##### RECORDS PROVIDED

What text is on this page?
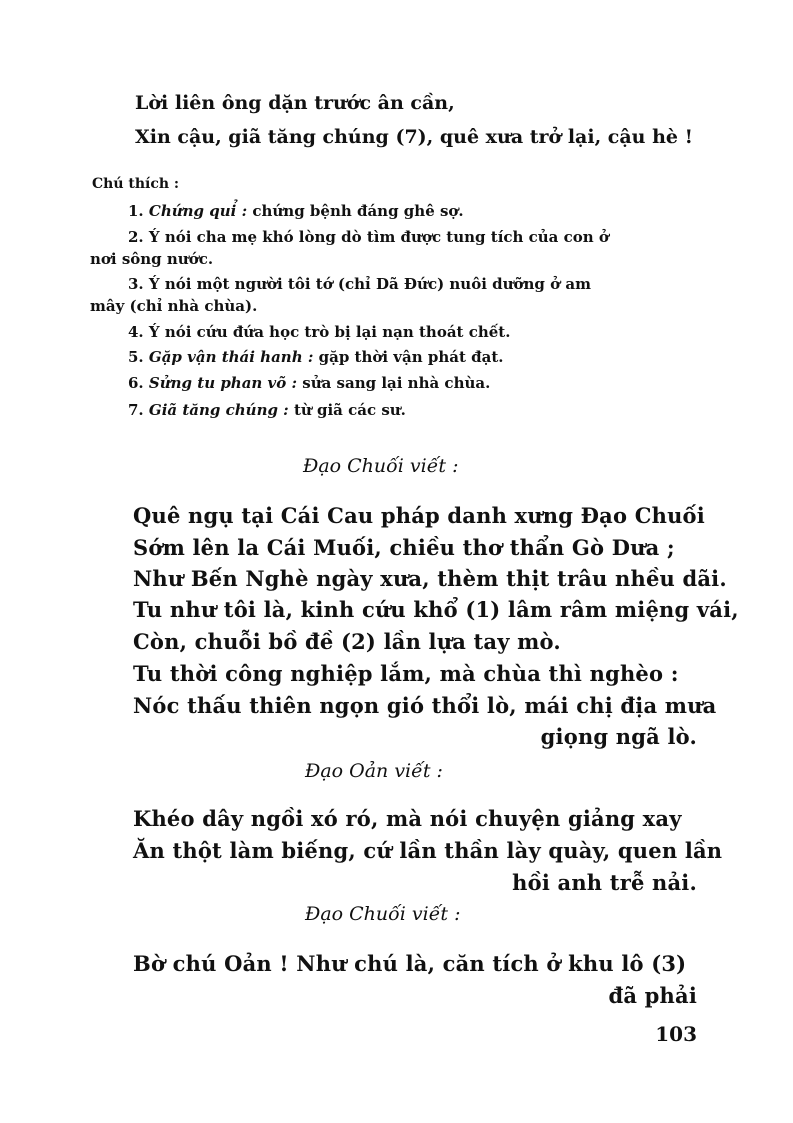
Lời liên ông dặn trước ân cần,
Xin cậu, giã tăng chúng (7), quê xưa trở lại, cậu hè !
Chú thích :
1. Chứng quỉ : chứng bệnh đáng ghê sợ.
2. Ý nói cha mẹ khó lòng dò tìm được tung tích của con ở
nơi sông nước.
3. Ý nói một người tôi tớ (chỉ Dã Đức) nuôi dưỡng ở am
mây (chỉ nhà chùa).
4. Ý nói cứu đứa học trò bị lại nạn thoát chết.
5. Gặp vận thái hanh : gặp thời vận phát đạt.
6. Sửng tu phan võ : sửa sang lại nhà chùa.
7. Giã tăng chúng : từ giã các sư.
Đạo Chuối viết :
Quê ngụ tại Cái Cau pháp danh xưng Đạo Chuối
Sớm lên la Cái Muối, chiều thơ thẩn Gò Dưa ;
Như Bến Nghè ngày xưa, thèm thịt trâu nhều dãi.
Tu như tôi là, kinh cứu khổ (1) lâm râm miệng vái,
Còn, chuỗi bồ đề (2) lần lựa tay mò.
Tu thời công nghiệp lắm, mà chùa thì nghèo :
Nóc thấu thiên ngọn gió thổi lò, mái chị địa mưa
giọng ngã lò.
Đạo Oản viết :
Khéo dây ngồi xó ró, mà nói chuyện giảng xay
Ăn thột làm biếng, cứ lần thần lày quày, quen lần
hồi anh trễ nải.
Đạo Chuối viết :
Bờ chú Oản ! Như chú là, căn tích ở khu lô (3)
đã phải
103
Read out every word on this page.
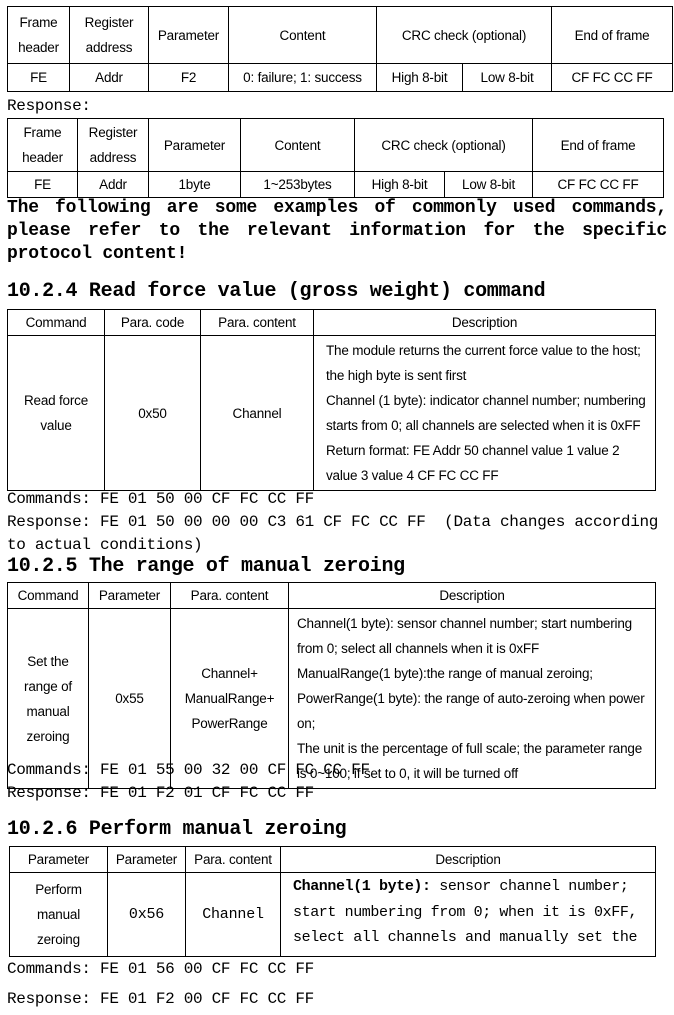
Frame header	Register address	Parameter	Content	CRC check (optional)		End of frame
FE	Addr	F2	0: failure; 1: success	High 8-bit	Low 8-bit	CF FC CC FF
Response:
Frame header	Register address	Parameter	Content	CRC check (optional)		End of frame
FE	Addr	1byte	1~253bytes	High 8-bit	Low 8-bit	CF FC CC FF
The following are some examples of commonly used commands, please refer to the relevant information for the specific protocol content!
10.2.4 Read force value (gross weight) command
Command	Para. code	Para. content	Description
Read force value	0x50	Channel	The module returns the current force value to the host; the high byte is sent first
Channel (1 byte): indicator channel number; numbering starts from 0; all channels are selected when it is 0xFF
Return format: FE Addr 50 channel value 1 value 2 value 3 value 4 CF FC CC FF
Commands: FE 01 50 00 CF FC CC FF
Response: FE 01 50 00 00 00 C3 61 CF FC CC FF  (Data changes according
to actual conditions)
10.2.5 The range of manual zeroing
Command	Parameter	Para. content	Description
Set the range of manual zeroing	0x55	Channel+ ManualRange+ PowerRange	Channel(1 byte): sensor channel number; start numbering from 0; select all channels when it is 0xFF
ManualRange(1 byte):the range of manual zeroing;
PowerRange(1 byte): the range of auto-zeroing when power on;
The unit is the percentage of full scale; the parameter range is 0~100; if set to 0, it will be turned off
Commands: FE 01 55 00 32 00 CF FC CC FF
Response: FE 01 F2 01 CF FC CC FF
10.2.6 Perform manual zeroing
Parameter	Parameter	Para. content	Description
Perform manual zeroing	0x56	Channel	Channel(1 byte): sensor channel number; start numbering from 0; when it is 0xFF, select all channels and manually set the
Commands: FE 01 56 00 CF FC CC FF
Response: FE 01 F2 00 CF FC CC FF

##########

### TO BE DONE:
Find and count the lines of the data that include the string "tăng", and report that figure by itself.

### EXERCISE SOLUTION:
2